SET EXERCISE: Work through the data and report how many lines include the string "ESTATAL", giving the number alone.

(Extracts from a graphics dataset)

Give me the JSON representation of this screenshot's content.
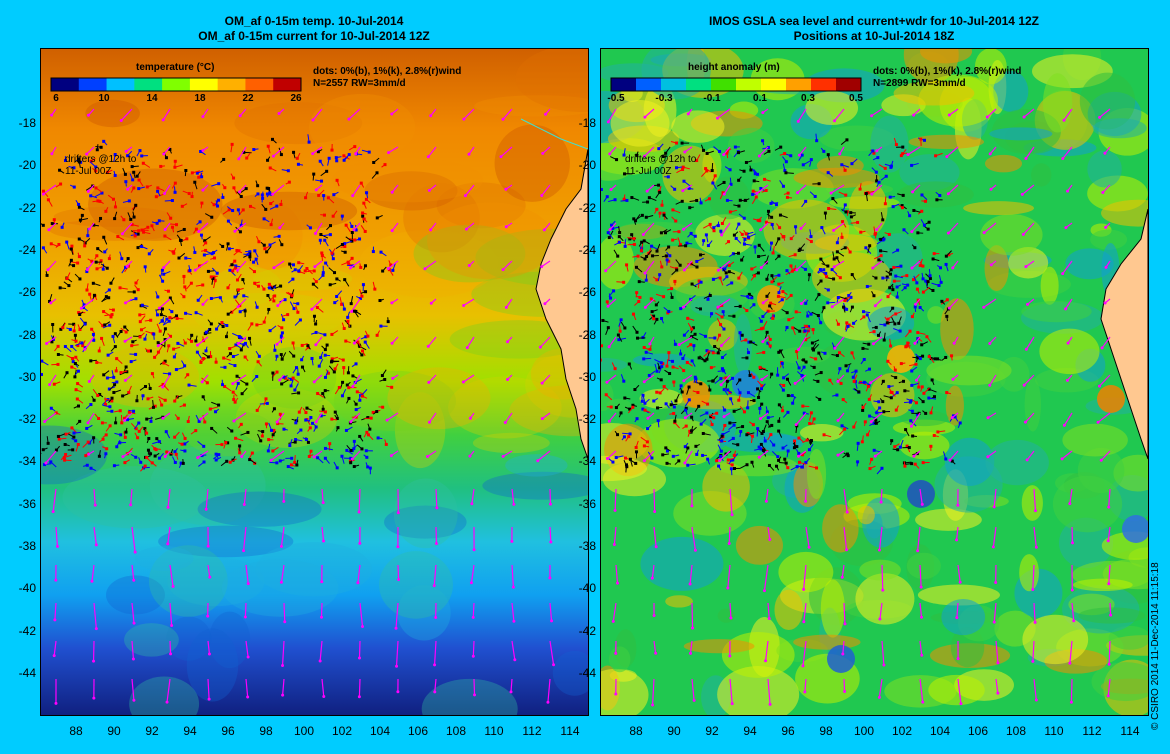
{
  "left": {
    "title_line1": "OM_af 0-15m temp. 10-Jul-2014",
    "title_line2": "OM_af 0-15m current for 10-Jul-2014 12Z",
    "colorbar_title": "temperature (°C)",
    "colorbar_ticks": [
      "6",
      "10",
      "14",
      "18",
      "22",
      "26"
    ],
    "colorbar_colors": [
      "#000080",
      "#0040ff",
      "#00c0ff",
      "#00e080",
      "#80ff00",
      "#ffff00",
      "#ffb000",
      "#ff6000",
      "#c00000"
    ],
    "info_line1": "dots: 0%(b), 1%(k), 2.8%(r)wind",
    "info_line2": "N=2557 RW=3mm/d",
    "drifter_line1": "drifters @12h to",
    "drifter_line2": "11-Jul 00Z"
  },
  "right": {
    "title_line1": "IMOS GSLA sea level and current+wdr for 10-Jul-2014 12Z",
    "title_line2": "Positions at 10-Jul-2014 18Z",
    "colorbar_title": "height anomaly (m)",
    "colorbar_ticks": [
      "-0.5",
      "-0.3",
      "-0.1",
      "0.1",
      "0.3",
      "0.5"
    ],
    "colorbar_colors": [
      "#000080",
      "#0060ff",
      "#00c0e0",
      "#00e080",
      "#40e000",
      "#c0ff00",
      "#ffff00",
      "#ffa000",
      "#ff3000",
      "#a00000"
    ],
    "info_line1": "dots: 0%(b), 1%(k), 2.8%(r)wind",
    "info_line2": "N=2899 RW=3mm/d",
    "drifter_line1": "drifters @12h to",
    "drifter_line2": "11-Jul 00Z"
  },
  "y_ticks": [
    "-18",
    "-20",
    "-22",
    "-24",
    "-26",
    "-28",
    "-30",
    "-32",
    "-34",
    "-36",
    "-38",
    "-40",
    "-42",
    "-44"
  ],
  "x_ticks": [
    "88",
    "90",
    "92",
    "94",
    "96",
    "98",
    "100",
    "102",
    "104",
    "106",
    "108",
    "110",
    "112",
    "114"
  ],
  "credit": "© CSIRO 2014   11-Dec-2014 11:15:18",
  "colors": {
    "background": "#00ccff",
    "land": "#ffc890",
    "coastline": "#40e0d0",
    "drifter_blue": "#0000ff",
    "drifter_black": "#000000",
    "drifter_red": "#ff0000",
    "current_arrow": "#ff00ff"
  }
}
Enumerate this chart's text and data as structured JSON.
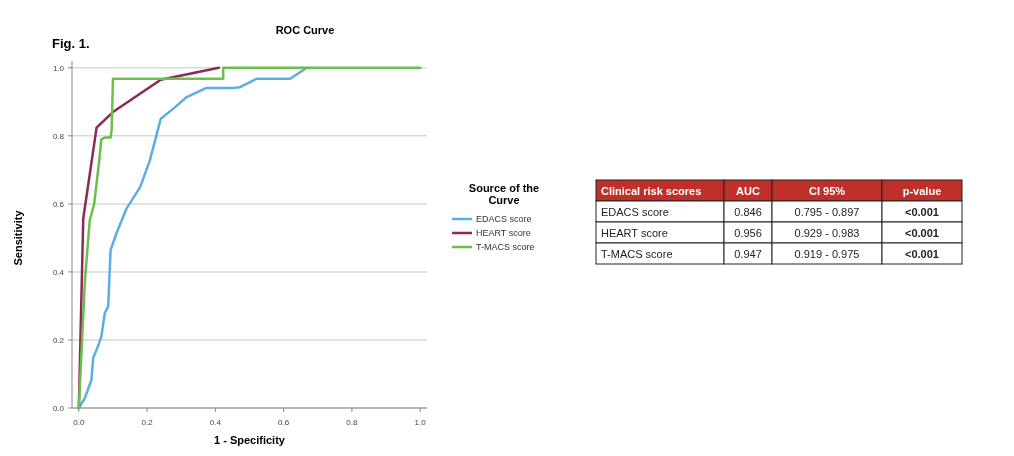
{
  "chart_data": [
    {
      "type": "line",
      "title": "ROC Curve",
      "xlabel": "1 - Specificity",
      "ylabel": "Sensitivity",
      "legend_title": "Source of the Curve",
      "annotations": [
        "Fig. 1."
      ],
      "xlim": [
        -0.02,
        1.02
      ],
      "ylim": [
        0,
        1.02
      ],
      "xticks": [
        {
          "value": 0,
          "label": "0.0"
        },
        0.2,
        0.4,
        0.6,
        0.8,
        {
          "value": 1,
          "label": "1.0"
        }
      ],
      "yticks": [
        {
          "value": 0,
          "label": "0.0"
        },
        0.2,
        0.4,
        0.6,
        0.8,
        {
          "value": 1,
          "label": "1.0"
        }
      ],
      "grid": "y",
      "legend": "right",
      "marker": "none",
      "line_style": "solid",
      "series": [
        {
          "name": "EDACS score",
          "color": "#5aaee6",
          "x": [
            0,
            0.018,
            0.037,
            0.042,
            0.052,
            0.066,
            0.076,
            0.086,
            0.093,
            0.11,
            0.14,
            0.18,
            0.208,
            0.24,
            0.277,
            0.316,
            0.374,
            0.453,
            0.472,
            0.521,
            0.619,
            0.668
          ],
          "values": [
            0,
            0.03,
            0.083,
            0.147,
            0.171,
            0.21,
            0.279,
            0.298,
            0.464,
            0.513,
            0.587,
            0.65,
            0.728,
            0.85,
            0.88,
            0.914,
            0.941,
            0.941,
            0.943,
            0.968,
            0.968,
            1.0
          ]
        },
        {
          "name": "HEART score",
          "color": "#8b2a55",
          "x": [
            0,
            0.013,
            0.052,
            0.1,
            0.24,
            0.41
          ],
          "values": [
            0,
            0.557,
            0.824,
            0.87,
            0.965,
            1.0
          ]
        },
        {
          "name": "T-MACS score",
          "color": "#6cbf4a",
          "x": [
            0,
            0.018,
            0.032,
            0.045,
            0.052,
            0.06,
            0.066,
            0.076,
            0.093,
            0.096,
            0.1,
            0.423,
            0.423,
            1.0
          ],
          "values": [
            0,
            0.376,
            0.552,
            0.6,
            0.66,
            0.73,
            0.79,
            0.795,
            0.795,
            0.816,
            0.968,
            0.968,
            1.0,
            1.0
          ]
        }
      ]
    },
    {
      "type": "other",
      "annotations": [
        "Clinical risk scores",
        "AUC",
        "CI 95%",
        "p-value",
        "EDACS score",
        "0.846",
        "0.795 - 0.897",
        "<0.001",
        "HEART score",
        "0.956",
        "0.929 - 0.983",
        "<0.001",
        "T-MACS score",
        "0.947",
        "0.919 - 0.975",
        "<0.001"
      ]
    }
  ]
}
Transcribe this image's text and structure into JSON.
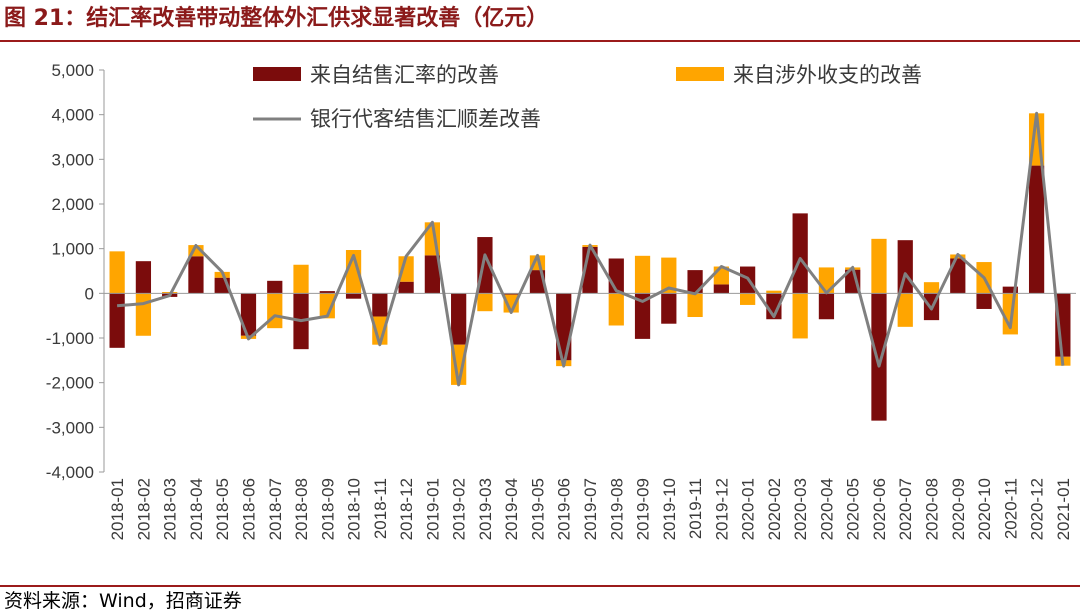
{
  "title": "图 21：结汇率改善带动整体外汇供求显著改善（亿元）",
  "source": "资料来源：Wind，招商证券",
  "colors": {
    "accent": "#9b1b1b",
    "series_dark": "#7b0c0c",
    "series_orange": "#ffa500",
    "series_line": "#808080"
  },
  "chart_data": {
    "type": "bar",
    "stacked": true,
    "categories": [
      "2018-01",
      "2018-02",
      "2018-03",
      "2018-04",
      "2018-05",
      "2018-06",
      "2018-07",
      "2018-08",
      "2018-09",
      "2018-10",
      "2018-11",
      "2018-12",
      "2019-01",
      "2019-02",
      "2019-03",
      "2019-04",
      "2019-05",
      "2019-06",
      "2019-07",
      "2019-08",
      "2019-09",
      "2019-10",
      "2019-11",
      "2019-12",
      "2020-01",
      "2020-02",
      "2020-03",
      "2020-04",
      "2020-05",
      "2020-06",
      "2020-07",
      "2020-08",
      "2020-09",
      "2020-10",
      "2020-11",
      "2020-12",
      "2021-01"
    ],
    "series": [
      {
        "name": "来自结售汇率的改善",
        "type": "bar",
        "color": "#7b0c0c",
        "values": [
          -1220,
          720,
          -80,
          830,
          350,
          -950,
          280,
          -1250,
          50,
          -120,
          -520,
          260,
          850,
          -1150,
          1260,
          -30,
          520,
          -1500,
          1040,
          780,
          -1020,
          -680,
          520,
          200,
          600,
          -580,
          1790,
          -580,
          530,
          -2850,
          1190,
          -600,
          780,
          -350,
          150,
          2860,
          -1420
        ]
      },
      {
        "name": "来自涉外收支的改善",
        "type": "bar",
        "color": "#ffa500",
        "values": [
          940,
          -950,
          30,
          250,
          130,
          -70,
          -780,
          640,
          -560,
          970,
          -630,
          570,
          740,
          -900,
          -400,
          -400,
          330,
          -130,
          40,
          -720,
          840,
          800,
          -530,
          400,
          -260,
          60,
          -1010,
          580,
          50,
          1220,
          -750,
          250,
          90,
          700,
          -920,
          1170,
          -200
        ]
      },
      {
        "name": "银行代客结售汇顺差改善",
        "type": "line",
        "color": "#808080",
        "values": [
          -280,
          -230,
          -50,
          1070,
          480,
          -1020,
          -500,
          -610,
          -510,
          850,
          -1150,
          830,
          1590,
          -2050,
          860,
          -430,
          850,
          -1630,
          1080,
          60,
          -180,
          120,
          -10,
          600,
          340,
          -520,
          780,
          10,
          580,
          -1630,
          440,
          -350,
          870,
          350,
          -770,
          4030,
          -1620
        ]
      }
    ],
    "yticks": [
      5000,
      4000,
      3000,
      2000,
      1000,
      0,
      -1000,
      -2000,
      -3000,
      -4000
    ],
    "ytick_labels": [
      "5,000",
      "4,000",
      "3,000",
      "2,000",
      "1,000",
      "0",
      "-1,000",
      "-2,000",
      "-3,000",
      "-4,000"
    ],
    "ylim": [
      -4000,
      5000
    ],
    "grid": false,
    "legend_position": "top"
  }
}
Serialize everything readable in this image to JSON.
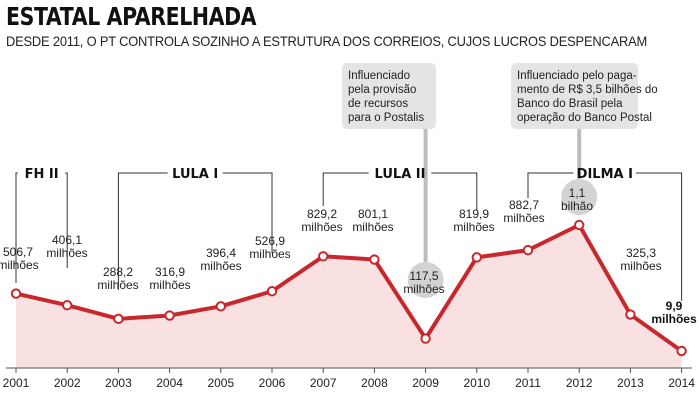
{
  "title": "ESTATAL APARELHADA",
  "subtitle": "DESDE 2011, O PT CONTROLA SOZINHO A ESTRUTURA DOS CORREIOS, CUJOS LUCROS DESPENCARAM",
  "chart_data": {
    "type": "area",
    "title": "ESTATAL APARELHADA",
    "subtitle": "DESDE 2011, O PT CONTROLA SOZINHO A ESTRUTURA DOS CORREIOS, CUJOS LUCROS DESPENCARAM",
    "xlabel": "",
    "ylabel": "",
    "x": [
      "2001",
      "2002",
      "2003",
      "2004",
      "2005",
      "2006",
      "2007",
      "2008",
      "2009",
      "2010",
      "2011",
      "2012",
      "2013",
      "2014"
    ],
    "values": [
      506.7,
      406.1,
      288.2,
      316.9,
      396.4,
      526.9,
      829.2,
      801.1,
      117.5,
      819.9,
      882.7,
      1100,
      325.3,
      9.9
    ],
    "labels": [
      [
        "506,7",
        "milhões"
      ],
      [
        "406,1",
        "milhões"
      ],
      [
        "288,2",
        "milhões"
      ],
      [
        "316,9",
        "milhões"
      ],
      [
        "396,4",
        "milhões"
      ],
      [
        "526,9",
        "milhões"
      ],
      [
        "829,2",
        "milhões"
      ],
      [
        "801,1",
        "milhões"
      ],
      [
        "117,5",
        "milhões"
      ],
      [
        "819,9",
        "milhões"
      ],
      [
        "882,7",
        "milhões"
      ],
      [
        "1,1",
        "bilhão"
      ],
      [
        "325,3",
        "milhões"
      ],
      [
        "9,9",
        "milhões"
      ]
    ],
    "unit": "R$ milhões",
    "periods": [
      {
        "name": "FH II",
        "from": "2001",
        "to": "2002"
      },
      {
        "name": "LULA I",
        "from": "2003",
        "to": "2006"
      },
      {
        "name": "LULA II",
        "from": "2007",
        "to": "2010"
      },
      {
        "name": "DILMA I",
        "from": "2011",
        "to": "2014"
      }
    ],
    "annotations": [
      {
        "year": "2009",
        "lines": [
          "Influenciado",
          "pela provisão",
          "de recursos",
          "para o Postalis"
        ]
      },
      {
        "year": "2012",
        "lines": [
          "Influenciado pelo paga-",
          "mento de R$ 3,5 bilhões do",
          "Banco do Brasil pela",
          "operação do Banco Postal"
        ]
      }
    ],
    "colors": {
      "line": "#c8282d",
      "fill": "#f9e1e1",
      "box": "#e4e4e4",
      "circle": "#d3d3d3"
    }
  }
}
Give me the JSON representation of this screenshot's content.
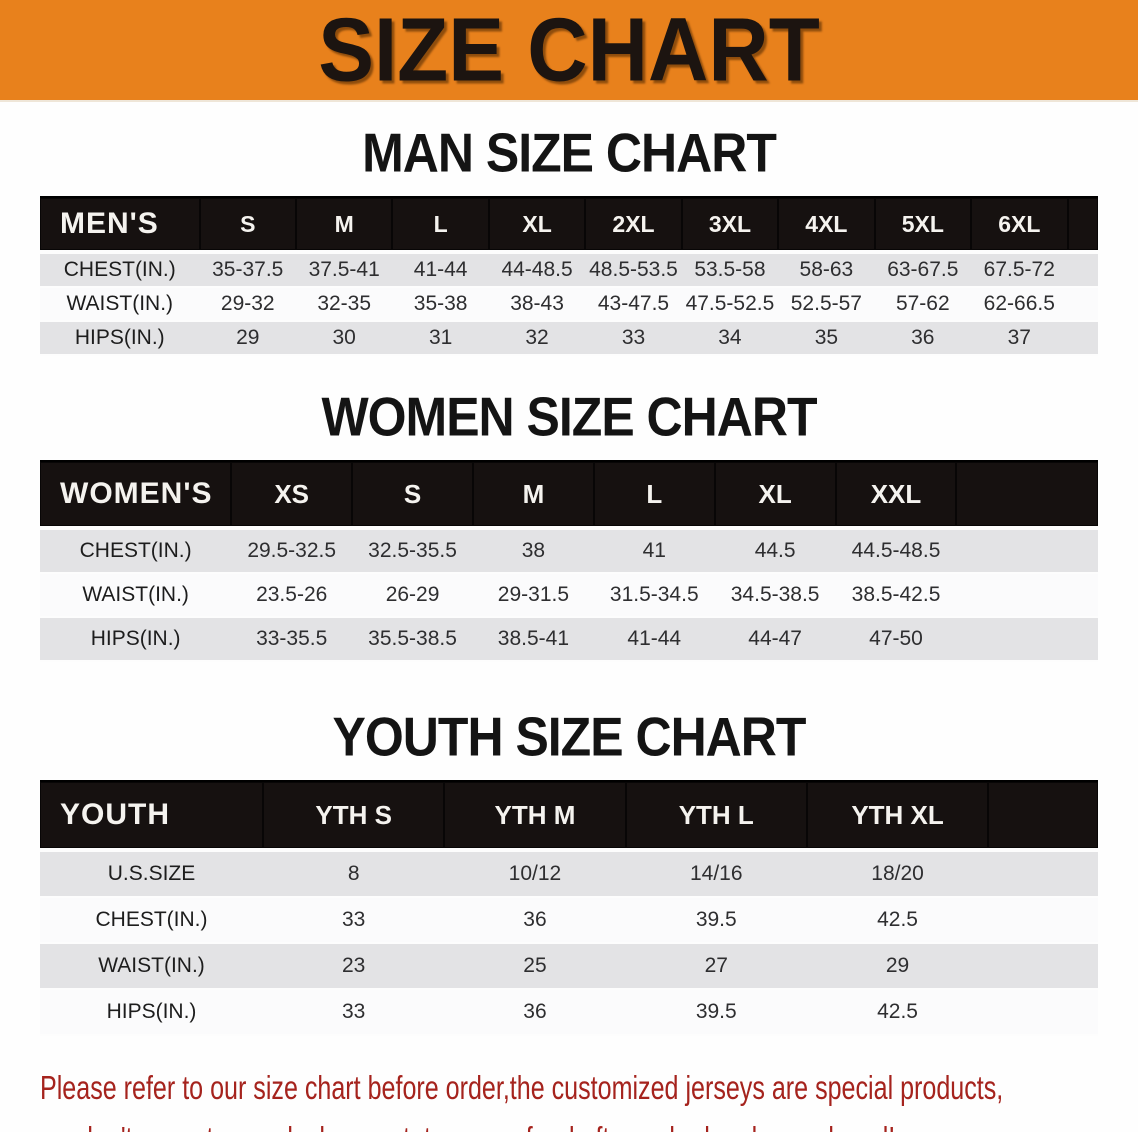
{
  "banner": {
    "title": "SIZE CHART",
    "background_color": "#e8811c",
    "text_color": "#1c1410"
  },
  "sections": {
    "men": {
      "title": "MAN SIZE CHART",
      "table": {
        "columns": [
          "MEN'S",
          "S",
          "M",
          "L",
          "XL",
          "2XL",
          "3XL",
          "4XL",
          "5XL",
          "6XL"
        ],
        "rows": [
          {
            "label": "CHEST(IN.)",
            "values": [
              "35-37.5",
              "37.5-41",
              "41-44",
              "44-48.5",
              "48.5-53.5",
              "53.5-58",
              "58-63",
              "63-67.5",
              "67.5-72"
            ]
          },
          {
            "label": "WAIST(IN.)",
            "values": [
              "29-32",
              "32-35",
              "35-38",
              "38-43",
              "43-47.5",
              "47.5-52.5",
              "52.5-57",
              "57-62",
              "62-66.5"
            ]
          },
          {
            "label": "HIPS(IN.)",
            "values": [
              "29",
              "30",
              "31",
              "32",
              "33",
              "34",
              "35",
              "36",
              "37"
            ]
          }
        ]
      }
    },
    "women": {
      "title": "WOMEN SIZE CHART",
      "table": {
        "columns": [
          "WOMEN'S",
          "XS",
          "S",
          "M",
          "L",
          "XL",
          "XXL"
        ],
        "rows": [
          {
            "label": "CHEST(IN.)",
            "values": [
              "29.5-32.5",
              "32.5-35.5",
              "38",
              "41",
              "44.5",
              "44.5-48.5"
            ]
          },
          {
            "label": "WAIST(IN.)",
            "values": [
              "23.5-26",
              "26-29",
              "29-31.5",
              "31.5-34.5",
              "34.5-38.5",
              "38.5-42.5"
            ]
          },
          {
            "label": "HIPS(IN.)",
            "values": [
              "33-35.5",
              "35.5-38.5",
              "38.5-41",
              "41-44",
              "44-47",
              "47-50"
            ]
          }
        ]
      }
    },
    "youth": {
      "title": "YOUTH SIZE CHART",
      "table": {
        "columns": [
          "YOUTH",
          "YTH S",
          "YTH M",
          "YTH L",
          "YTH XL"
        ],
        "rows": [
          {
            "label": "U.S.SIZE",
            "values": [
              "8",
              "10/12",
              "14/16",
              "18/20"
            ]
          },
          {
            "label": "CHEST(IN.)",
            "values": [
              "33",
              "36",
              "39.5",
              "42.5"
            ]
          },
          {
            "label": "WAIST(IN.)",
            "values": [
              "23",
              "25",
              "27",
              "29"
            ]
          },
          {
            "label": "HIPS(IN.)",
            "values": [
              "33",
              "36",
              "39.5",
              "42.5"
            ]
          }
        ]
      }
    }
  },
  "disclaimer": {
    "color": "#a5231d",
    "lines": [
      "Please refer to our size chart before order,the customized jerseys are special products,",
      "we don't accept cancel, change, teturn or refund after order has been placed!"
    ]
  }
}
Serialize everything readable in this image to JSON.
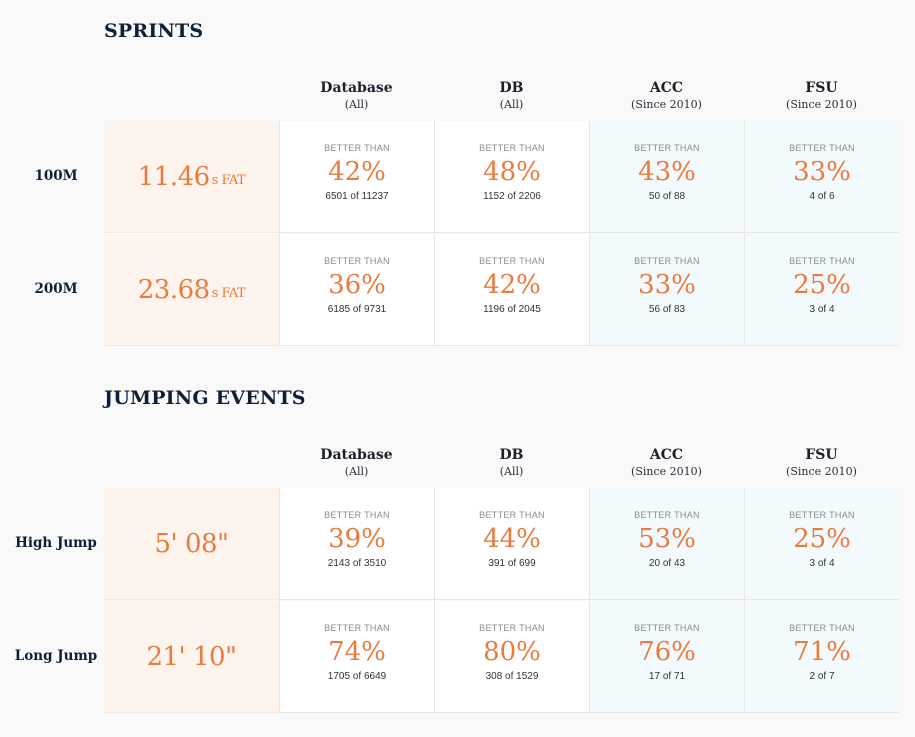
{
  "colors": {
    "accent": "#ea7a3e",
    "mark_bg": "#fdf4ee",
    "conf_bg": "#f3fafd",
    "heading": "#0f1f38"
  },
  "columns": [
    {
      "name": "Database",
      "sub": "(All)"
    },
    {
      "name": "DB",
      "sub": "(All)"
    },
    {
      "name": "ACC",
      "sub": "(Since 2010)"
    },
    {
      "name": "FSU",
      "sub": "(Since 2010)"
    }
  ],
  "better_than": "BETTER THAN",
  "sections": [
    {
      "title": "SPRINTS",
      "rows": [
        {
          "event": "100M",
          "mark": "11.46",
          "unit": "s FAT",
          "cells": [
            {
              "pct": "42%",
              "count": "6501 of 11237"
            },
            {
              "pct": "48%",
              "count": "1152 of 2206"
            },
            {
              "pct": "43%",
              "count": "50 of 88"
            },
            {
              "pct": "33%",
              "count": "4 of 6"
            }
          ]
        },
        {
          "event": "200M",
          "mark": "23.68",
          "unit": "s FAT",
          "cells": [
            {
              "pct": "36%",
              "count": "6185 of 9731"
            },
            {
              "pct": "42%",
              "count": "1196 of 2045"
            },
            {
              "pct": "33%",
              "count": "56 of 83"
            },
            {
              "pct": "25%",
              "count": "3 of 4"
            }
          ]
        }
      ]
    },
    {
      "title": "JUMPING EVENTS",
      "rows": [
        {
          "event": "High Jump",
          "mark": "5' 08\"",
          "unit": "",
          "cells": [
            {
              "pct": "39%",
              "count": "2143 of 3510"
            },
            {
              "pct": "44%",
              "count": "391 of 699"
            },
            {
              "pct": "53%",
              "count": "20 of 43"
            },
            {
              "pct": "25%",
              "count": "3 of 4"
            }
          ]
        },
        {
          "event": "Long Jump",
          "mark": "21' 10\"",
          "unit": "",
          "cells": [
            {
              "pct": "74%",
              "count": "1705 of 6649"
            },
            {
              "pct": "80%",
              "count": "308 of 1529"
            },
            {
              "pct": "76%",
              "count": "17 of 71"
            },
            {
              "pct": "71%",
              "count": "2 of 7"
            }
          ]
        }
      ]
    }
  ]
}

FULL ANSWER: 2